[Extracted data entries]

###

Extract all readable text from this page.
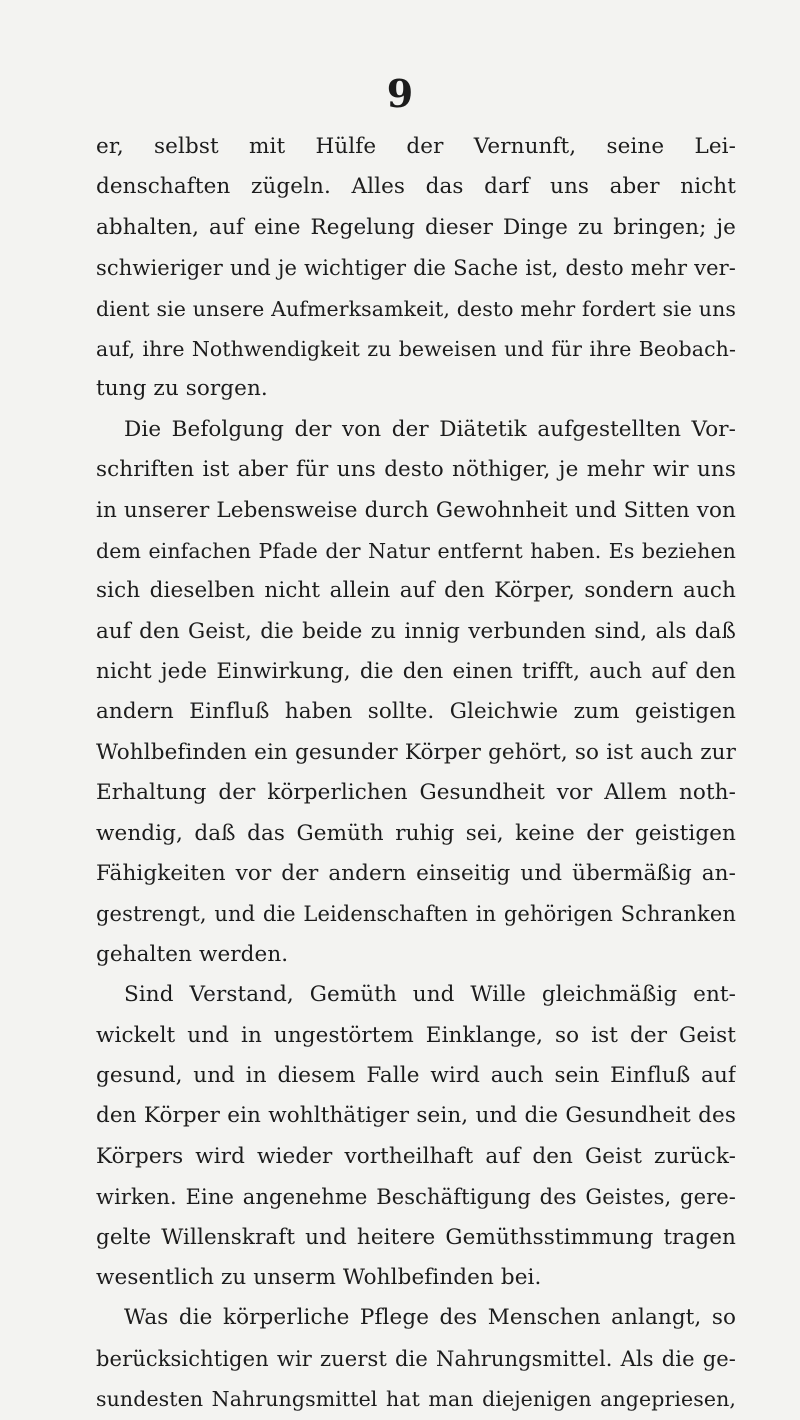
9
er, selbst mit Hülfe der Vernunft, seine Lei-
denschaften zügeln. Alles das darf uns aber nicht
abhalten, auf eine Regelung dieser Dinge zu bringen; je
schwieriger und je wichtiger die Sache ist, desto mehr ver-
dient sie unsere Aufmerksamkeit, desto mehr fordert sie uns
auf, ihre Nothwendigkeit zu beweisen und für ihre Beobach-
tung zu sorgen.
Die Befolgung der von der Diätetik aufgestellten Vor-
schriften ist aber für uns desto nöthiger, je mehr wir uns
in unserer Lebensweise durch Gewohnheit und Sitten von
dem einfachen Pfade der Natur entfernt haben. Es beziehen
sich dieselben nicht allein auf den Körper, sondern auch
auf den Geist, die beide zu innig verbunden sind, als daß
nicht jede Einwirkung, die den einen trifft, auch auf den
andern Einfluß haben sollte. Gleichwie zum geistigen
Wohlbefinden ein gesunder Körper gehört, so ist auch zur
Erhaltung der körperlichen Gesundheit vor Allem noth-
wendig, daß das Gemüth ruhig sei, keine der geistigen
Fähigkeiten vor der andern einseitig und übermäßig an-
gestrengt, und die Leidenschaften in gehörigen Schranken
gehalten werden.
Sind Verstand, Gemüth und Wille gleichmäßig ent-
wickelt und in ungestörtem Einklange, so ist der Geist
gesund, und in diesem Falle wird auch sein Einfluß auf
den Körper ein wohlthätiger sein, und die Gesundheit des
Körpers wird wieder vortheilhaft auf den Geist zurück-
wirken. Eine angenehme Beschäftigung des Geistes, gere-
gelte Willenskraft und heitere Gemüthsstimmung tragen
wesentlich zu unserm Wohlbefinden bei.
Was die körperliche Pflege des Menschen anlangt, so
berücksichtigen wir zuerst die Nahrungsmittel. Als die ge-
sundesten Nahrungsmittel hat man diejenigen angepriesen,
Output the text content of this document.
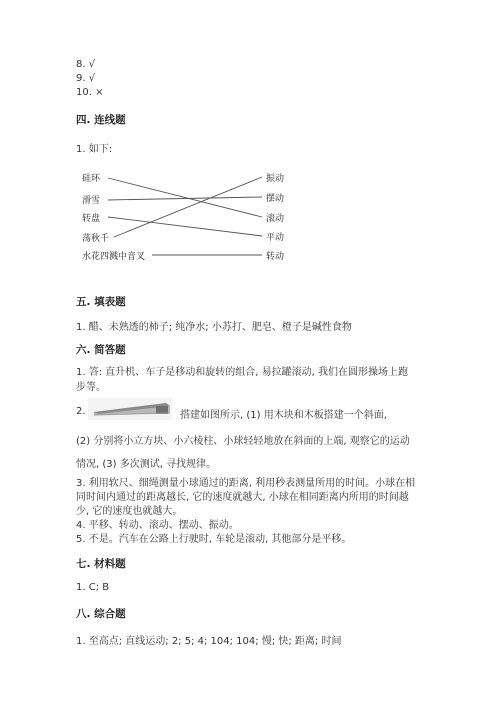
8. √
9. √
10. ×
四. 连线题
1. 如下:
硅环
滑雪
转盘
荡秋千
水花四溅中音叉
振动
摆动
滚动
平动
转动
五. 填表题
1. 醋、未熟透的柿子; 纯净水; 小苏打、肥皂、橙子是碱性食物
六. 简答题
1. 答: 直升机、车子是移动和旋转的组合, 易拉罐滚动, 我们在圆形操场上跑
步等。
2.	搭建如图所示, (1) 用木块和木板搭建一个斜面,
(2) 分别将小立方块、小六棱柱、小球轻轻地放在斜面的上端, 观察它的运动
情况, (3) 多次测试, 寻找规律。
3. 利用软尺、细绳测量小球通过的距离, 利用秒表测量所用的时间。小球在相
同时间内通过的距离越长, 它的速度就越大, 小球在相同距离内所用的时间越
少, 它的速度也就越大。
4. 平移、转动、滚动、摆动、振动。
5. 不是。汽车在公路上行驶时, 车轮是滚动, 其他部分是平移。
七. 材料题
1. C; B
八. 综合题
1. 至高点; 直线运动; 2; 5; 4; 104; 104; 慢; 快; 距离; 时间
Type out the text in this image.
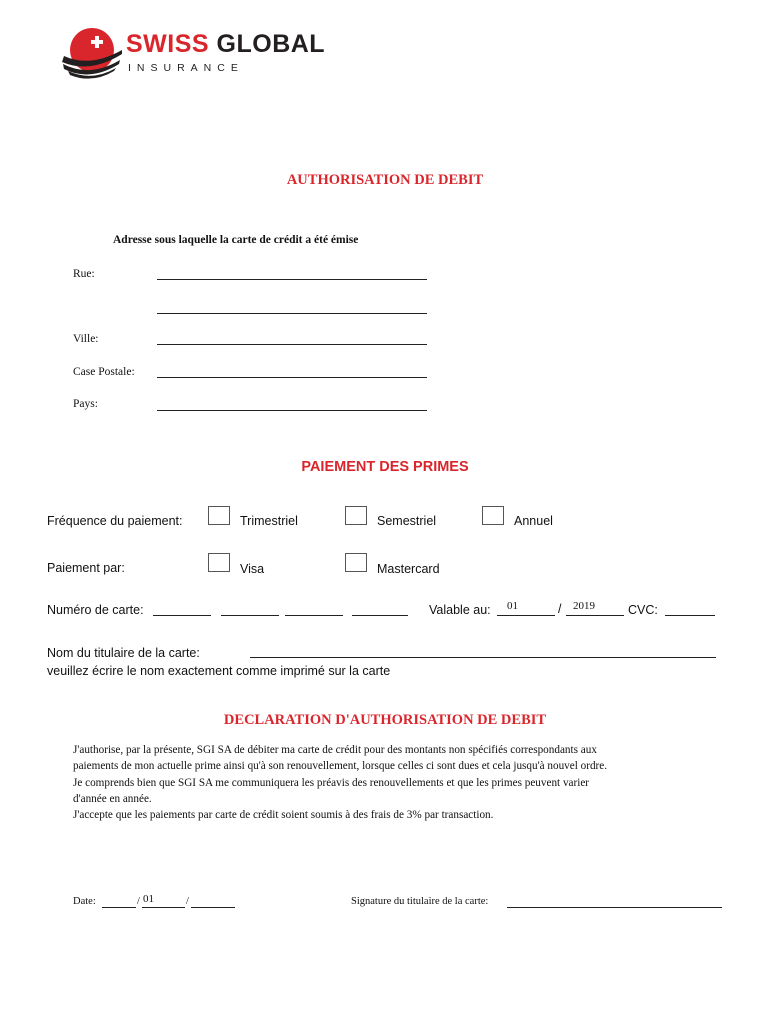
SWISS GLOBAL
INSURANCE
AUTHORISATION DE DEBIT
Adresse sous laquelle la carte de crédit a été émise
Rue:
Ville:
Case Postale:
Pays:
PAIEMENT DES PRIMES
Fréquence du paiement:	Trimestriel	Semestriel	Annuel
Paiement par:	Visa	Mastercard
Numéro de carte:	Valable au: 01	/ 2019	CVC:
Nom du titulaire de la carte:
veuillez écrire le nom exactement comme imprimé sur la carte
DECLARATION D'AUTHORISATION DE DEBIT
J'authorise, par la présente, SGI SA de débiter ma carte de crédit pour des montants non spécifiés correspondants aux
paiements de mon actuelle prime ainsi qu'à son renouvellement, lorsque celles ci sont dues et cela jusqu'à nouvel ordre.
Je comprends bien que SGI SA me communiquera les préavis des renouvellements et que les primes peuvent varier
d'année en année.
J'accepte que les paiements par carte de crédit soient soumis à des frais de 3% par transaction.
Date:	/ 01	/	Signature du titulaire de la carte:
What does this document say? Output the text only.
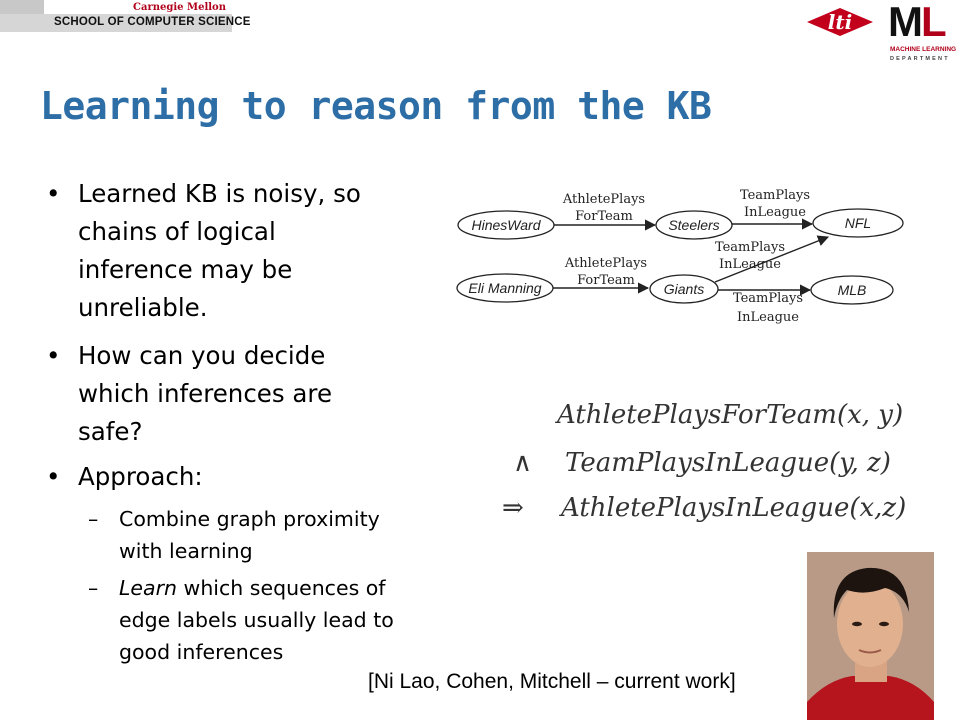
SCHOOL OF COMPUTER SCIENCE
Carnegie Mellon
lti ML
MACHINE LEARNING
DEPARTMENT
Learning to reason from the KB
• Learned KB is noisy, so
chains of logical
inference may be
unreliable.
• How can you decide
which inferences are
safe?
• Approach:
– Combine graph proximity
with learning
– Learn which sequences of
edge labels usually lead to
good inferences
HinesWard	Steelers	NFL
Eli Manning	Giants	MLB
AthletePlays
ForTeam
TeamPlays
InLeague
TeamPlays
InLeague
AthletePlays
ForTeam
TeamPlays
InLeague
AthletePlaysForTeam(x, y)
∧ TeamPlaysInLeague(y, z)
⇒ AthletePlaysInLeague(x,z)
[Ni Lao, Cohen, Mitchell – current work]
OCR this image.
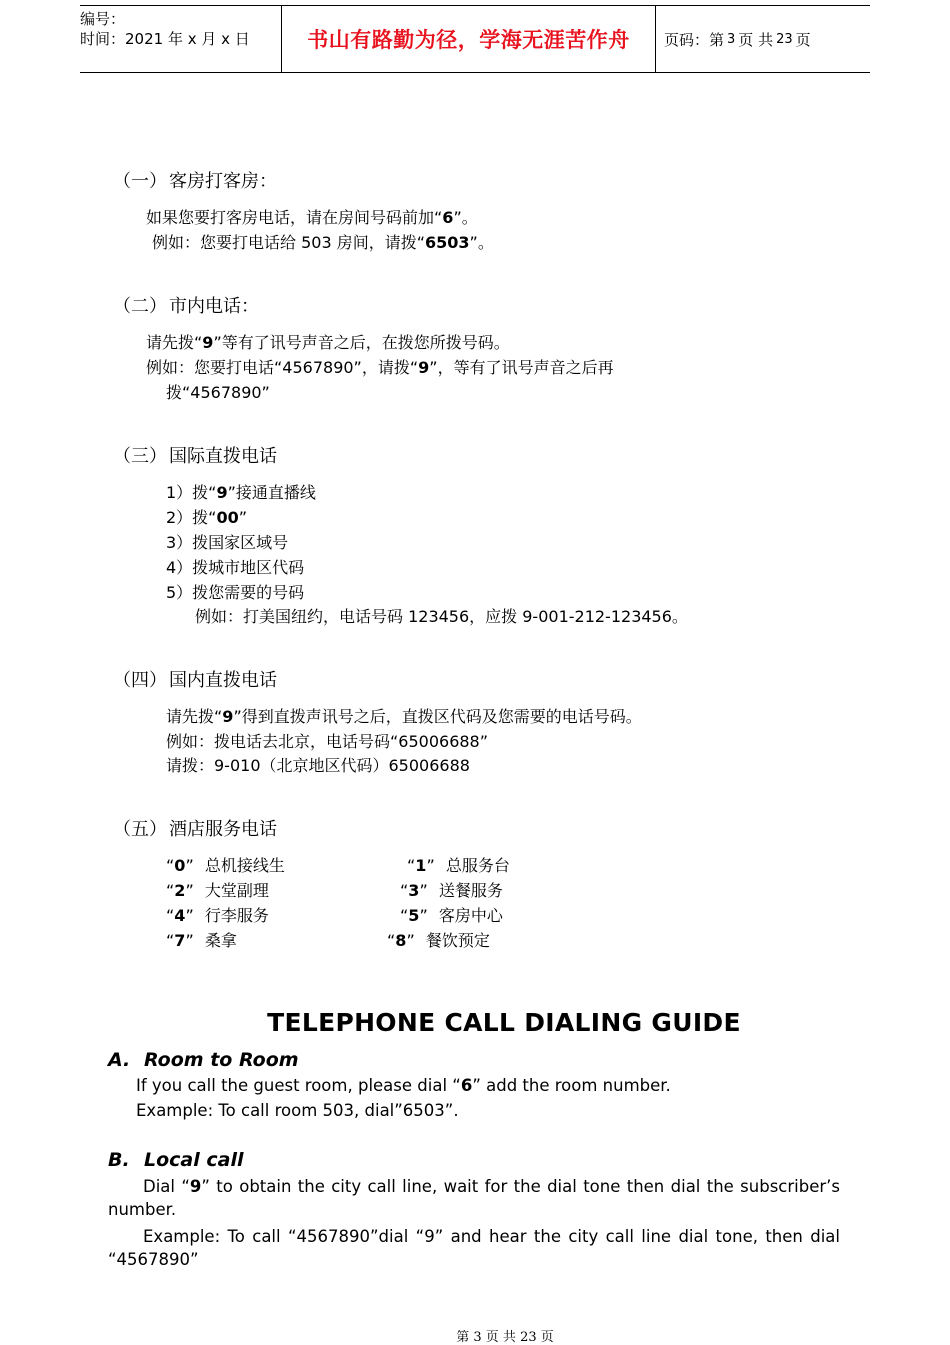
编号：
时间：2021 年 x 月 x 日	书山有路勤为径，学海无涯苦作舟	页码：第 3 页 共 23 页
（一） 客房打客房：
如果您要打客房电话，请在房间号码前加“6”。
例如：您要打电话给 503 房间，请拨“6503”。
（二） 市内电话：
请先拨“9”等有了讯号声音之后，在拨您所拨号码。
例如：您要打电话“4567890”，请拨“9”，等有了讯号声音之后再
拨“4567890”
（三） 国际直拨电话
1）拨“9”接通直播线
2）拨“00”
3）拨国家区域号
4）拨城市地区代码
5）拨您需要的号码
例如：打美国纽约，电话号码 123456，应拨 9-001-212-123456。
（四） 国内直拨电话
请先拨“9”得到直拨声讯号之后，直拨区代码及您需要的电话号码。
例如：拨电话去北京，电话号码“65006688”
请拨：9-010（北京地区代码）65006688
（五） 酒店服务电话
“0” 总机接线生	“1” 总服务台
“2” 大堂副理	“3” 送餐服务
“4” 行李服务	“5” 客房中心
“7” 桑拿	“8” 餐饮预定
TELEPHONE CALL DIALING GUIDE
A. Room to Room
If you call the guest room, please dial “6” add the room number.
Example: To call room 503, dial”6503”.
B. Local call
Dial “9” to obtain the city call line, wait for the dial tone then dial the subscriber’s
number.
Example: To call “4567890”dial “9” and hear the city call line dial tone, then dial
“4567890”
第 3 页 共 23 页
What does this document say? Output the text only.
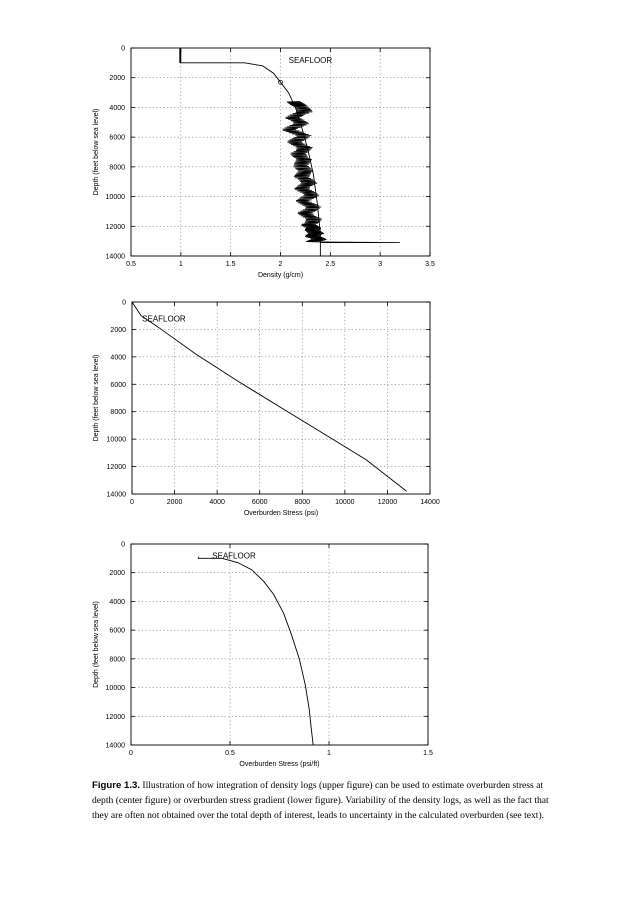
0.5	1	1.5	2	2.5	3	3.5
0
2000
4000
6000
8000
10000
12000
14000
Density (g/cm)
Depth (feet below sea level)
SEAFLOOR
0	2000	4000	6000	8000	10000	12000	14000
0
2000
4000
6000
8000
10000
12000
14000
Overburden Stress (psi)
Depth (feet below sea level)
SEAFLOOR
0	0.5	1	1.5
0
2000
4000
6000
8000
10000
12000
14000
Overburden Stress (psi/ft)
Depth (feet below sea level)
SEAFLOOR
Figure 1.3. Illustration of how integration of density logs (upper figure) can be used to estimate overburden stress at depth (center figure) or overburden stress gradient (lower figure). Variability of the density logs, as well as the fact that they are often not obtained over the total depth of interest, leads to uncertainty in the calculated overburden (see text).
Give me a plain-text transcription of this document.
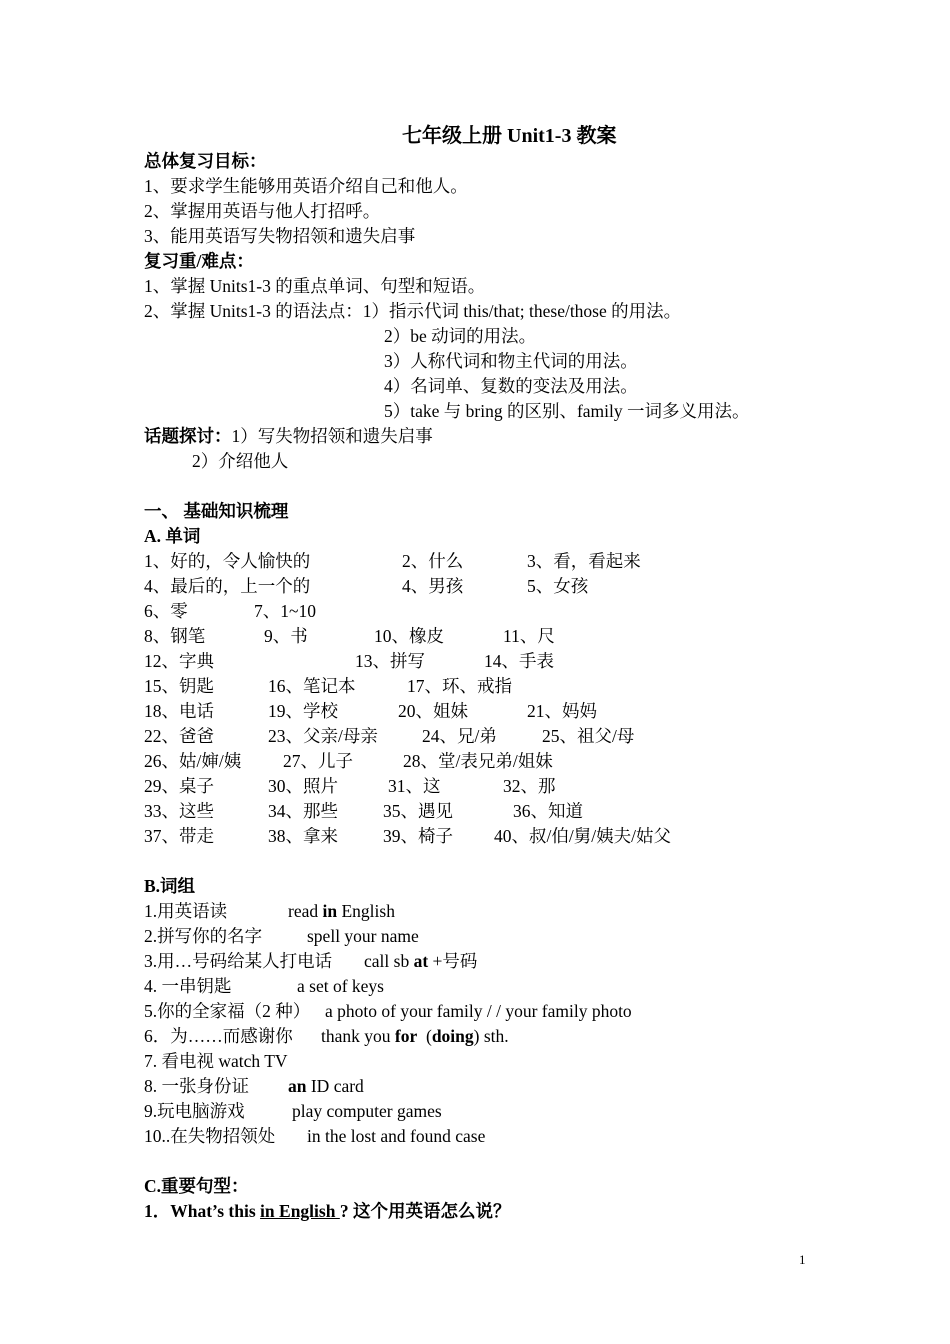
七年级上册 Unit1-3 教案
总体复习目标：
1、要求学生能够用英语介绍自己和他人。
2、掌握用英语与他人打招呼。
3、能用英语写失物招领和遗失启事
复习重/难点：
1、掌握 Units1-3 的重点单词、句型和短语。
2、掌握 Units1-3 的语法点：1）指示代词 this/that; these/those 的用法。
2）be 动词的用法。
3）人称代词和物主代词的用法。
4）名词单、复数的变法及用法。
5）take 与 bring 的区别、family 一词多义用法。
话题探讨：1）写失物招领和遗失启事
2）介绍他人
一、 基础知识梳理
A. 单词
1、好的，令人愉快的	2、什么	3、看，看起来
4、最后的，上一个的	4、男孩	5、女孩
6、零	7、1~10
8、钢笔	9、书	10、橡皮	11、尺
12、字典	13、拼写	14、手表
15、钥匙	16、笔记本	17、环、戒指
18、电话	19、学校	20、姐妹	21、妈妈
22、爸爸	23、父亲/母亲	24、兄/弟	25、祖父/母
26、姑/婶/姨 27、儿子	28、堂/表兄弟/姐妹
29、桌子	30、照片	31、这	32、那
33、这些	34、那些	35、遇见	36、知道
37、带走	38、拿来	39、椅子 40、叔/伯/舅/姨夫/姑父
B.词组
1.用英语读	read in English
2.拼写你的名字	spell your name
3.用…号码给某人打电话 call sb at +号码
4. 一串钥匙	a set of keys
5.你的全家福（2 种） a photo of your family / / your family photo
6．为……而感谢你 thank you for  (doing) sth.
7. 看电视 watch TV
8. 一张身份证 an ID card
9.玩电脑游戏	play computer games
10..在失物招领处 in the lost and found case
C.重要句型：
1．What’s this in English ? 这个用英语怎么说？
1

###

» **Task instructions**: Output exactly the lines from the one containing "Give me a plain-text" through the last line of the records above, both included, and leave out the pictures.

» **The solution**:
Give me a plain-text transcription of this document.
七年级上册 Unit1-3 教案
总体复习目标：
1、要求学生能够用英语介绍自己和他人。
2、掌握用英语与他人打招呼。
3、能用英语写失物招领和遗失启事
复习重/难点：
1、掌握 Units1-3 的重点单词、句型和短语。
2、掌握 Units1-3 的语法点：1）指示代词 this/that; these/those 的用法。
2）be 动词的用法。
3）人称代词和物主代词的用法。
4）名词单、复数的变法及用法。
5）take 与 bring 的区别、family 一词多义用法。
话题探讨：1）写失物招领和遗失启事
2）介绍他人
一、 基础知识梳理
A. 单词
1、好的，令人愉快的	2、什么	3、看，看起来
4、最后的，上一个的	4、男孩	5、女孩
6、零	7、1~10
8、钢笔	9、书	10、橡皮	11、尺
12、字典	13、拼写	14、手表
15、钥匙	16、笔记本	17、环、戒指
18、电话	19、学校	20、姐妹	21、妈妈
22、爸爸	23、父亲/母亲	24、兄/弟	25、祖父/母
26、姑/婶/姨 27、儿子	28、堂/表兄弟/姐妹
29、桌子	30、照片	31、这	32、那
33、这些	34、那些	35、遇见	36、知道
37、带走	38、拿来	39、椅子 40、叔/伯/舅/姨夫/姑父
B.词组
1.用英语读	read in English
2.拼写你的名字	spell your name
3.用…号码给某人打电话 call sb at +号码
4. 一串钥匙	a set of keys
5.你的全家福（2 种） a photo of your family / / your family photo
6．为……而感谢你 thank you for  (doing) sth.
7. 看电视 watch TV
8. 一张身份证 an ID card
9.玩电脑游戏	play computer games
10..在失物招领处 in the lost and found case
C.重要句型：
1．What’s this in English ? 这个用英语怎么说？
1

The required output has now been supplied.